Problem description – Print every one of the records below verbatim, reproducing each line without alteration.

┌─ Data for processing

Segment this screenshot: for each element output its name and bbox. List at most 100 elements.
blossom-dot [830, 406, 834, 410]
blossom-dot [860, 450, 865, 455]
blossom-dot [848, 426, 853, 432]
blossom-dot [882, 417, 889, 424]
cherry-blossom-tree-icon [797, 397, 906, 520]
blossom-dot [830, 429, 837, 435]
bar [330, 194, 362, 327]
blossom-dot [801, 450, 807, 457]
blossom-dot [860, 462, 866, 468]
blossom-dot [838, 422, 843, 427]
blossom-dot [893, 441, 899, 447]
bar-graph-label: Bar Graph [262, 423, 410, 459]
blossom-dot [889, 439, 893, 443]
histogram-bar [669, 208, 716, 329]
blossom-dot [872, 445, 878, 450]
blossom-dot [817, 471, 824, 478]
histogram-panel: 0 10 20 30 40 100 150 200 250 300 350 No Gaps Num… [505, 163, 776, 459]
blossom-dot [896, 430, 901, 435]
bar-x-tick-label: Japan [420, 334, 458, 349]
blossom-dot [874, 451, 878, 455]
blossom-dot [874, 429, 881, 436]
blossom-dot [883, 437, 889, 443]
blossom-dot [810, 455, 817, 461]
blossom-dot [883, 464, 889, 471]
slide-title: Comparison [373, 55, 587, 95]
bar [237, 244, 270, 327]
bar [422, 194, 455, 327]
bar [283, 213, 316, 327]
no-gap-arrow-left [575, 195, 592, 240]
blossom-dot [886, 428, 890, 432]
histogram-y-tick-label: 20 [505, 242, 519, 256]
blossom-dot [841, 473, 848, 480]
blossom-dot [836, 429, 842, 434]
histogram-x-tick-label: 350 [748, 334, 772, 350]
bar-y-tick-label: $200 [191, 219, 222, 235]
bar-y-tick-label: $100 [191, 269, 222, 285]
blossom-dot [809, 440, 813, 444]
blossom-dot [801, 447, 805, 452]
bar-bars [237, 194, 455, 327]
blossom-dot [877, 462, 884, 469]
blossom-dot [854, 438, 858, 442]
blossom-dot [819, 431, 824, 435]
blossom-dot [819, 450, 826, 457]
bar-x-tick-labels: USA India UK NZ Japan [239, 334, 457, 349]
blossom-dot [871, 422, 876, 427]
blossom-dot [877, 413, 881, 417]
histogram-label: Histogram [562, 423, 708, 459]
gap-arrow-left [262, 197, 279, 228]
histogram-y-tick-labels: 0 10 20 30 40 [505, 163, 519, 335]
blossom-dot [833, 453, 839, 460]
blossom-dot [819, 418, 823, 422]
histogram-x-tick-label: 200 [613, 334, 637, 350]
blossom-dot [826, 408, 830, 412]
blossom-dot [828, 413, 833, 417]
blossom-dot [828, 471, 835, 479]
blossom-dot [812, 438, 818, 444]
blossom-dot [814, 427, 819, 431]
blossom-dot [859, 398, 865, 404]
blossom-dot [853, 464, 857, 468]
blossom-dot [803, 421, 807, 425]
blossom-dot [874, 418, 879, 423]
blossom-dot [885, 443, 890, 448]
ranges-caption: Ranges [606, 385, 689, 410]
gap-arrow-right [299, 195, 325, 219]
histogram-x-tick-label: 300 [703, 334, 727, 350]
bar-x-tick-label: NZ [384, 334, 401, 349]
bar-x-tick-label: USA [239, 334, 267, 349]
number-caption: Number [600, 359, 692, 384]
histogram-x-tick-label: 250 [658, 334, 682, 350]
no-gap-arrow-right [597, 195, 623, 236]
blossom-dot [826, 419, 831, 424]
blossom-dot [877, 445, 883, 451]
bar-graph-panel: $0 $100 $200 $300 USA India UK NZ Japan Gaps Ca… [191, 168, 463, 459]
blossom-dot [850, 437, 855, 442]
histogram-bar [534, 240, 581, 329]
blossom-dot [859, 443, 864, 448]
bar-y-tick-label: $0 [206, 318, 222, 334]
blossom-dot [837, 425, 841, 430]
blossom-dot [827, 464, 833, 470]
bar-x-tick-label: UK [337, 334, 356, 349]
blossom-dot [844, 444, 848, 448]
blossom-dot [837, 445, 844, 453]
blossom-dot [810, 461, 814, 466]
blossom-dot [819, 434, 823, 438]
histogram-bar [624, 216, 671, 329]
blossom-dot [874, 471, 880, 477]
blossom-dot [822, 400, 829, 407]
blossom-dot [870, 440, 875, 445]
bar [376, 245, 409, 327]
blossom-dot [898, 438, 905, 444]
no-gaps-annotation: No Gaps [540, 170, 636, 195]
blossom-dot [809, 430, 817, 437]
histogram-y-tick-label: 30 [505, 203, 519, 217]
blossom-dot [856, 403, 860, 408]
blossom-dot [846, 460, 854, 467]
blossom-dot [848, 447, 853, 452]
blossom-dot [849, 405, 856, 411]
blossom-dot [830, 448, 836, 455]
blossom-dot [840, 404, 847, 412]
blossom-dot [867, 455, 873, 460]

└─

Task solution –
Segment this screenshot: for each element output its name and bbox. List at most 100 elements.
blossom-dot [830, 406, 834, 410]
blossom-dot [860, 450, 865, 455]
blossom-dot [848, 426, 853, 432]
blossom-dot [882, 417, 889, 424]
cherry-blossom-tree-icon [797, 397, 906, 520]
blossom-dot [830, 429, 837, 435]
bar [330, 194, 362, 327]
blossom-dot [801, 450, 807, 457]
blossom-dot [860, 462, 866, 468]
blossom-dot [838, 422, 843, 427]
blossom-dot [893, 441, 899, 447]
bar-graph-label: Bar Graph [262, 423, 410, 459]
blossom-dot [889, 439, 893, 443]
histogram-bar [669, 208, 716, 329]
blossom-dot [872, 445, 878, 450]
blossom-dot [817, 471, 824, 478]
histogram-panel: 0 10 20 30 40 100 150 200 250 300 350 No Gaps Num… [505, 163, 776, 459]
blossom-dot [896, 430, 901, 435]
bar-x-tick-label: Japan [420, 334, 458, 349]
blossom-dot [874, 451, 878, 455]
blossom-dot [874, 429, 881, 436]
blossom-dot [883, 437, 889, 443]
blossom-dot [810, 455, 817, 461]
blossom-dot [883, 464, 889, 471]
slide-title: Comparison [373, 55, 587, 95]
bar [237, 244, 270, 327]
bar [422, 194, 455, 327]
bar [283, 213, 316, 327]
no-gap-arrow-left [575, 195, 592, 240]
blossom-dot [886, 428, 890, 432]
histogram-y-tick-label: 20 [505, 242, 519, 256]
blossom-dot [841, 473, 848, 480]
blossom-dot [836, 429, 842, 434]
histogram-x-tick-label: 350 [748, 334, 772, 350]
bar-y-tick-label: $200 [191, 219, 222, 235]
bar-y-tick-label: $100 [191, 269, 222, 285]
blossom-dot [809, 440, 813, 444]
blossom-dot [801, 447, 805, 452]
bar-bars [237, 194, 455, 327]
blossom-dot [877, 462, 884, 469]
blossom-dot [854, 438, 858, 442]
blossom-dot [819, 431, 824, 435]
blossom-dot [819, 450, 826, 457]
bar-x-tick-labels: USA India UK NZ Japan [239, 334, 457, 349]
blossom-dot [871, 422, 876, 427]
blossom-dot [877, 413, 881, 417]
histogram-label: Histogram [562, 423, 708, 459]
gap-arrow-left [262, 197, 279, 228]
histogram-y-tick-labels: 0 10 20 30 40 [505, 163, 519, 335]
blossom-dot [833, 453, 839, 460]
blossom-dot [819, 418, 823, 422]
histogram-x-tick-label: 200 [613, 334, 637, 350]
blossom-dot [826, 408, 830, 412]
blossom-dot [828, 413, 833, 417]
blossom-dot [828, 471, 835, 479]
blossom-dot [812, 438, 818, 444]
blossom-dot [814, 427, 819, 431]
blossom-dot [859, 398, 865, 404]
blossom-dot [853, 464, 857, 468]
blossom-dot [803, 421, 807, 425]
blossom-dot [874, 418, 879, 423]
blossom-dot [885, 443, 890, 448]
ranges-caption: Ranges [606, 385, 689, 410]
gap-arrow-right [299, 195, 325, 219]
histogram-x-tick-label: 300 [703, 334, 727, 350]
bar-x-tick-label: NZ [384, 334, 401, 349]
bar-x-tick-label: USA [239, 334, 267, 349]
number-caption: Number [600, 359, 692, 384]
histogram-x-tick-label: 250 [658, 334, 682, 350]
no-gap-arrow-right [597, 195, 623, 236]
blossom-dot [826, 419, 831, 424]
blossom-dot [877, 445, 883, 451]
bar-graph-panel: $0 $100 $200 $300 USA India UK NZ Japan Gaps Ca… [191, 168, 463, 459]
blossom-dot [850, 437, 855, 442]
histogram-bar [534, 240, 581, 329]
blossom-dot [859, 443, 864, 448]
bar-y-tick-label: $0 [206, 318, 222, 334]
blossom-dot [837, 425, 841, 430]
blossom-dot [827, 464, 833, 470]
bar-x-tick-label: UK [337, 334, 356, 349]
blossom-dot [844, 444, 848, 448]
blossom-dot [837, 445, 844, 453]
blossom-dot [810, 461, 814, 466]
blossom-dot [819, 434, 823, 438]
histogram-bar [624, 216, 671, 329]
blossom-dot [874, 471, 880, 477]
blossom-dot [822, 400, 829, 407]
blossom-dot [870, 440, 875, 445]
bar [376, 245, 409, 327]
blossom-dot [898, 438, 905, 444]
no-gaps-annotation: No Gaps [540, 170, 636, 195]
blossom-dot [809, 430, 817, 437]
histogram-y-tick-label: 30 [505, 203, 519, 217]
blossom-dot [856, 403, 860, 408]
blossom-dot [846, 460, 854, 467]
blossom-dot [848, 447, 853, 452]
blossom-dot [849, 405, 856, 411]
blossom-dot [830, 448, 836, 455]
blossom-dot [840, 404, 847, 412]
blossom-dot [867, 455, 873, 460]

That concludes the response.